• WRITTEN TASK
Write down each entry again, exactly as it reads.

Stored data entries
◆ ◆ ◆ ◆
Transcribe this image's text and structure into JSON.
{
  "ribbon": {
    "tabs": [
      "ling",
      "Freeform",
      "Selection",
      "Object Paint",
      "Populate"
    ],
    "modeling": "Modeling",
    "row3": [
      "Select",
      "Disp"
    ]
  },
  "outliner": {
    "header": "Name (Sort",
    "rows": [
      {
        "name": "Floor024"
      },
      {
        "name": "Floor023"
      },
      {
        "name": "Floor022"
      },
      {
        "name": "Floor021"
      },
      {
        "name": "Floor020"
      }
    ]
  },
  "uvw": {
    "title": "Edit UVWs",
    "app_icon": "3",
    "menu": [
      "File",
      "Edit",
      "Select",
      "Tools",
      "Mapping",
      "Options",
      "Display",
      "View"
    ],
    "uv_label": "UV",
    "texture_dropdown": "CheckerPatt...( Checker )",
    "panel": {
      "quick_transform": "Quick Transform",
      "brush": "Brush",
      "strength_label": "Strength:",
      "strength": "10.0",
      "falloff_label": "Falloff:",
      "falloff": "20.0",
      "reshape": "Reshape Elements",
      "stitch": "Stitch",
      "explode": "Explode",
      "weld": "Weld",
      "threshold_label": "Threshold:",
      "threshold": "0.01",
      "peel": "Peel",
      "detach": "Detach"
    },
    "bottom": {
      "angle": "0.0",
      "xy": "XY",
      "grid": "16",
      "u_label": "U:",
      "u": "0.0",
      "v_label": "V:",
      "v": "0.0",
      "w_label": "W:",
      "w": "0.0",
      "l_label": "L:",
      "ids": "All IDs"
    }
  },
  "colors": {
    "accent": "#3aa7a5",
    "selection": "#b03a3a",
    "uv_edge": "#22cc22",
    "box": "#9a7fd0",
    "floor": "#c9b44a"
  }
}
◆ ◆ ◆ ◆
• SOLUTION FOR THIS EXERCISE
Transcribe this image's text and structure into JSON.
{
  "ribbon": {
    "tabs": [
      "ling",
      "Freeform",
      "Selection",
      "Object Paint",
      "Populate"
    ],
    "modeling": "Modeling",
    "row3": [
      "Select",
      "Disp"
    ]
  },
  "outliner": {
    "header": "Name (Sort",
    "rows": [
      {
        "name": "Floor024"
      },
      {
        "name": "Floor023"
      },
      {
        "name": "Floor022"
      },
      {
        "name": "Floor021"
      },
      {
        "name": "Floor020"
      }
    ]
  },
  "uvw": {
    "title": "Edit UVWs",
    "app_icon": "3",
    "menu": [
      "File",
      "Edit",
      "Select",
      "Tools",
      "Mapping",
      "Options",
      "Display",
      "View"
    ],
    "uv_label": "UV",
    "texture_dropdown": "CheckerPatt...( Checker )",
    "panel": {
      "quick_transform": "Quick Transform",
      "brush": "Brush",
      "strength_label": "Strength:",
      "strength": "10.0",
      "falloff_label": "Falloff:",
      "falloff": "20.0",
      "reshape": "Reshape Elements",
      "stitch": "Stitch",
      "explode": "Explode",
      "weld": "Weld",
      "threshold_label": "Threshold:",
      "threshold": "0.01",
      "peel": "Peel",
      "detach": "Detach"
    },
    "bottom": {
      "angle": "0.0",
      "xy": "XY",
      "grid": "16",
      "u_label": "U:",
      "u": "0.0",
      "v_label": "V:",
      "v": "0.0",
      "w_label": "W:",
      "w": "0.0",
      "l_label": "L:",
      "ids": "All IDs"
    }
  },
  "colors": {
    "accent": "#3aa7a5",
    "selection": "#b03a3a",
    "uv_edge": "#22cc22",
    "box": "#9a7fd0",
    "floor": "#c9b44a"
  }
}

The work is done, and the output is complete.